** AIM OF THE TASK **
Would you pull out every line of the material that contains the string "Error"?

○ ○ ○ ○ ○ ○ ○

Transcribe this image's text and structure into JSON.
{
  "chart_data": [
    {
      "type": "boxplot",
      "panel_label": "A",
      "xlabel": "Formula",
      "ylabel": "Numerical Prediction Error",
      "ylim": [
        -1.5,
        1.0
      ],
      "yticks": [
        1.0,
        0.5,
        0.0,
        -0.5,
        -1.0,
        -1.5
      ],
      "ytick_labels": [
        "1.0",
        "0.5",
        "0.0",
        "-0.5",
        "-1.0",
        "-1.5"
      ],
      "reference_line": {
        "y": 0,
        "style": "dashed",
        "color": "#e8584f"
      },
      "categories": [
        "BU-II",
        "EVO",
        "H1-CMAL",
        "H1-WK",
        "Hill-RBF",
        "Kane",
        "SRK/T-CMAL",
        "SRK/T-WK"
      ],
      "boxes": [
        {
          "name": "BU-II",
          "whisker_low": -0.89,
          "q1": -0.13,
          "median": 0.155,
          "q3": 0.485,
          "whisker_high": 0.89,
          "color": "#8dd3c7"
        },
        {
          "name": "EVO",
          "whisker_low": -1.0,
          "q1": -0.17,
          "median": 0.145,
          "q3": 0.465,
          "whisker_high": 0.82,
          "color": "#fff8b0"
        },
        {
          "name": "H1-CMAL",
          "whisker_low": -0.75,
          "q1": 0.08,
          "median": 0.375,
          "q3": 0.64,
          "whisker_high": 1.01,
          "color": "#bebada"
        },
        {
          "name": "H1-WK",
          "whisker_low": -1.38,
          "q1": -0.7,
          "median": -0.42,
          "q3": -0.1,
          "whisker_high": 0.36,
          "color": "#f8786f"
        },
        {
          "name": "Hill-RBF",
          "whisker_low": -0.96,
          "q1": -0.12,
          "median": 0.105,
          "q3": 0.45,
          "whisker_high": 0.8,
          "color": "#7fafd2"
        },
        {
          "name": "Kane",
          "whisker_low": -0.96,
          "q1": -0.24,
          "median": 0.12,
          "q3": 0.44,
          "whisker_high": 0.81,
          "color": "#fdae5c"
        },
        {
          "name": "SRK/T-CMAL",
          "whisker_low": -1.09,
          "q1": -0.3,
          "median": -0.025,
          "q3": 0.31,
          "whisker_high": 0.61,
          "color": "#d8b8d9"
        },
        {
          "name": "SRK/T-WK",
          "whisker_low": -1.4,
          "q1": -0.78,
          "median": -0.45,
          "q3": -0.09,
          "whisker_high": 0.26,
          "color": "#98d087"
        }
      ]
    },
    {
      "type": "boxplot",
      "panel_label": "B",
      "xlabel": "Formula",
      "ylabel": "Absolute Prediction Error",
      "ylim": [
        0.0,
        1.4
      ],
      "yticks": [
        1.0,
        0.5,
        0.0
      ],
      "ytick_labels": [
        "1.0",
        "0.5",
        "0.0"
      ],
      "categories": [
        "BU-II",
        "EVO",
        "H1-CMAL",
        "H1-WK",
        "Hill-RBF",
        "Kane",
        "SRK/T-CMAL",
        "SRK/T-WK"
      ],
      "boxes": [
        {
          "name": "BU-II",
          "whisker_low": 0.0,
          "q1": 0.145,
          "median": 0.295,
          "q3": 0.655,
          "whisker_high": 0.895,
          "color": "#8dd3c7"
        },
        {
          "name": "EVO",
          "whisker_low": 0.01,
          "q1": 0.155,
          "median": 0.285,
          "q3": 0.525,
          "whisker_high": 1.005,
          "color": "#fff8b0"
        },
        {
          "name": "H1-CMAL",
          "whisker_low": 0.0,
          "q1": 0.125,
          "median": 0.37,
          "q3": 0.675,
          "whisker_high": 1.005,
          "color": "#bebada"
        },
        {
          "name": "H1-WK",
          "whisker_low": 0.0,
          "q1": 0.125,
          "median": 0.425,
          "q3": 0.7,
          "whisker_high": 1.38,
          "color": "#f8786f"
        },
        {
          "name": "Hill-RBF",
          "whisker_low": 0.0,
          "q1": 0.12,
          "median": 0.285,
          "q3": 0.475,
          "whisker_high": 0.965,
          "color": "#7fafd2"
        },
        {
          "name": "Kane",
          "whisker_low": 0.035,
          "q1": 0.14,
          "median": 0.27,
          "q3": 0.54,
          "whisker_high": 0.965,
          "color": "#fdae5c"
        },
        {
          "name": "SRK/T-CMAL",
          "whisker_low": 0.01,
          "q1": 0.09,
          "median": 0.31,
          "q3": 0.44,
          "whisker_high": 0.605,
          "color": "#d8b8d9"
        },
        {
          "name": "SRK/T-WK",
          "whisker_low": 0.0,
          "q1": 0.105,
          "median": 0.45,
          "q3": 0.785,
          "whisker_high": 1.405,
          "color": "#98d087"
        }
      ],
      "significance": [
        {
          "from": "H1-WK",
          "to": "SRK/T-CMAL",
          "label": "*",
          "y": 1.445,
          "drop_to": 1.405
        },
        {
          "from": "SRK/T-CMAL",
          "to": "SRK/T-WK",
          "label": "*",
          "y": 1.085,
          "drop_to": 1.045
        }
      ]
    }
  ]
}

○ ○ ○ ○ ○ ○ ○

** EXERCISE SOLUTION **
      "ylabel": "Numerical Prediction Error",
      "ylabel": "Absolute Prediction Error",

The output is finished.